== The problem ==
All of the lines below are to be printed again exactly; images are excluded from the output.

— Start Source material —

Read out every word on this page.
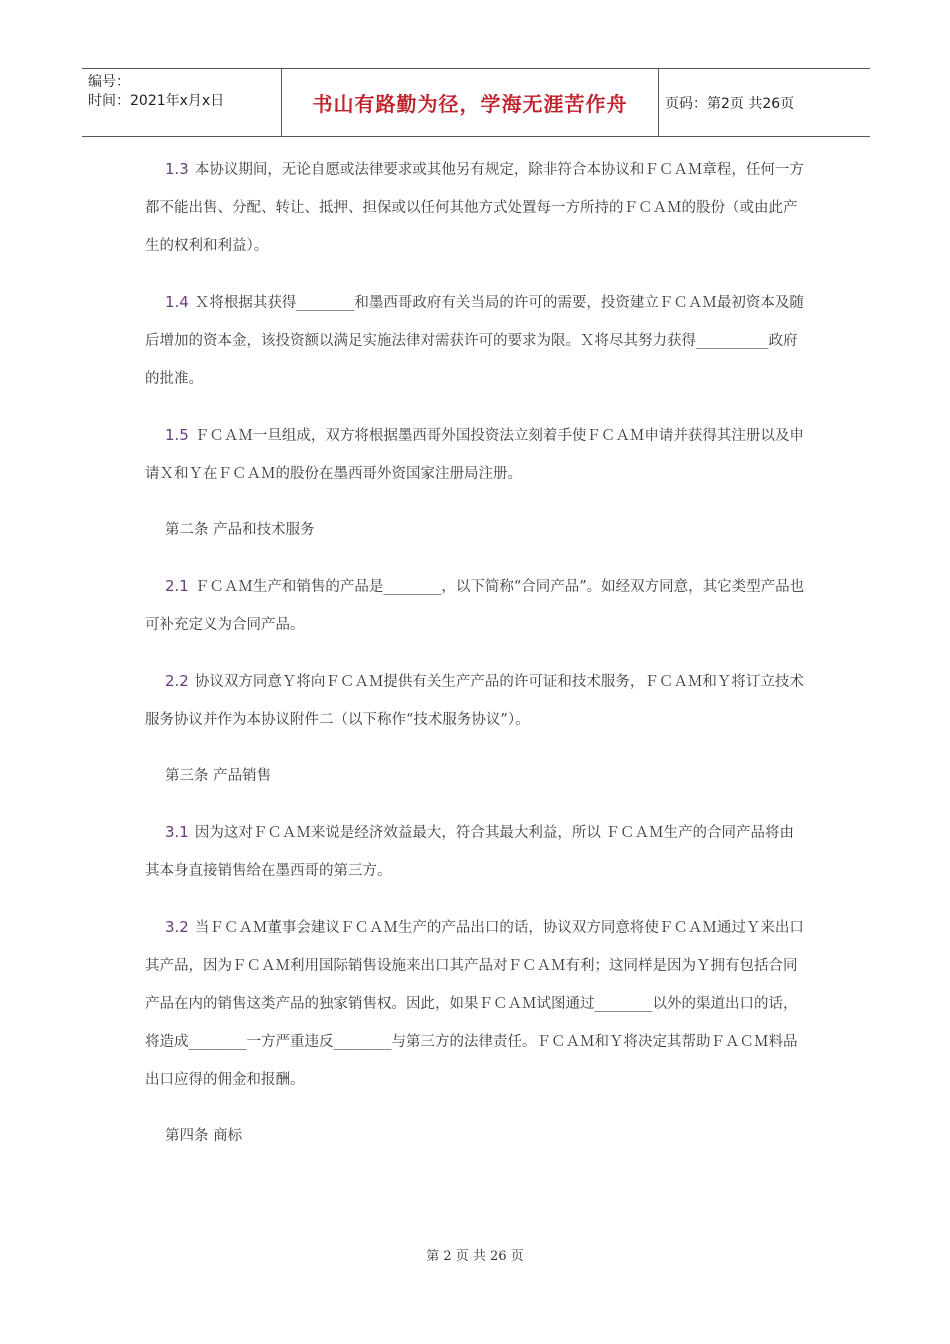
编号：
时间：2021年x月x日	书山有路勤为径，学海无涯苦作舟	页码：第2页 共26页

1.3 本协议期间，无论自愿或法律要求或其他另有规定，除非符合本协议和ＦＣＡＭ章程，任何一方都不能出售、分配、转让、抵押、担保或以任何其他方式处置每一方所持的ＦＣＡＭ的股份（或由此产生的权利和利益）。

1.4 Ｘ将根据其获得________和墨西哥政府有关当局的许可的需要，投资建立ＦＣＡＭ最初资本及随后增加的资本金，该投资额以满足实施法律对需获许可的要求为限。Ｘ将尽其努力获得__________政府的批准。

1.5 ＦＣＡＭ一旦组成，双方将根据墨西哥外国投资法立刻着手使ＦＣＡＭ申请并获得其注册以及申请Ｘ和Ｙ在ＦＣＡＭ的股份在墨西哥外资国家注册局注册。

第二条 产品和技术服务

2.1 ＦＣＡＭ生产和销售的产品是________，以下简称“合同产品”。如经双方同意，其它类型产品也可补充定义为合同产品。

2.2 协议双方同意Ｙ将向ＦＣＡＭ提供有关生产产品的许可证和技术服务，ＦＣＡＭ和Ｙ将订立技术服务协议并作为本协议附件二（以下称作“技术服务协议”）。

第三条 产品销售

3.1 因为这对ＦＣＡＭ来说是经济效益最大，符合其最大利益，所以 ＦＣＡＭ生产的合同产品将由其本身直接销售给在墨西哥的第三方。

3.2 当ＦＣＡＭ董事会建议ＦＣＡＭ生产的产品出口的话，协议双方同意将使ＦＣＡＭ通过Ｙ来出口其产品，因为ＦＣＡＭ利用国际销售设施来出口其产品对ＦＣＡＭ有利；这同样是因为Ｙ拥有包括合同产品在内的销售这类产品的独家销售权。因此，如果ＦＣＡＭ试图通过________以外的渠道出口的话，将造成________一方严重违反________与第三方的法律责任。ＦＣＡＭ和Ｙ将决定其帮助ＦＡＣＭ料品出口应得的佣金和报酬。

第四条 商标

第 2 页 共 26 页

— End Source material —

== Exercise output ==
Read out every word on this page.
编号：
时间：2021年x月x日	书山有路勤为径，学海无涯苦作舟	页码：第2页 共26页

1.3 本协议期间，无论自愿或法律要求或其他另有规定，除非符合本协议和ＦＣＡＭ章程，任何一方都不能出售、分配、转让、抵押、担保或以任何其他方式处置每一方所持的ＦＣＡＭ的股份（或由此产生的权利和利益）。

1.4 Ｘ将根据其获得________和墨西哥政府有关当局的许可的需要，投资建立ＦＣＡＭ最初资本及随后增加的资本金，该投资额以满足实施法律对需获许可的要求为限。Ｘ将尽其努力获得__________政府的批准。

1.5 ＦＣＡＭ一旦组成，双方将根据墨西哥外国投资法立刻着手使ＦＣＡＭ申请并获得其注册以及申请Ｘ和Ｙ在ＦＣＡＭ的股份在墨西哥外资国家注册局注册。

第二条 产品和技术服务

2.1 ＦＣＡＭ生产和销售的产品是________，以下简称“合同产品”。如经双方同意，其它类型产品也可补充定义为合同产品。

2.2 协议双方同意Ｙ将向ＦＣＡＭ提供有关生产产品的许可证和技术服务，ＦＣＡＭ和Ｙ将订立技术服务协议并作为本协议附件二（以下称作“技术服务协议”）。

第三条 产品销售

3.1 因为这对ＦＣＡＭ来说是经济效益最大，符合其最大利益，所以 ＦＣＡＭ生产的合同产品将由其本身直接销售给在墨西哥的第三方。

3.2 当ＦＣＡＭ董事会建议ＦＣＡＭ生产的产品出口的话，协议双方同意将使ＦＣＡＭ通过Ｙ来出口其产品，因为ＦＣＡＭ利用国际销售设施来出口其产品对ＦＣＡＭ有利；这同样是因为Ｙ拥有包括合同产品在内的销售这类产品的独家销售权。因此，如果ＦＣＡＭ试图通过________以外的渠道出口的话，将造成________一方严重违反________与第三方的法律责任。ＦＣＡＭ和Ｙ将决定其帮助ＦＡＣＭ料品出口应得的佣金和报酬。

第四条 商标

第 2 页 共 26 页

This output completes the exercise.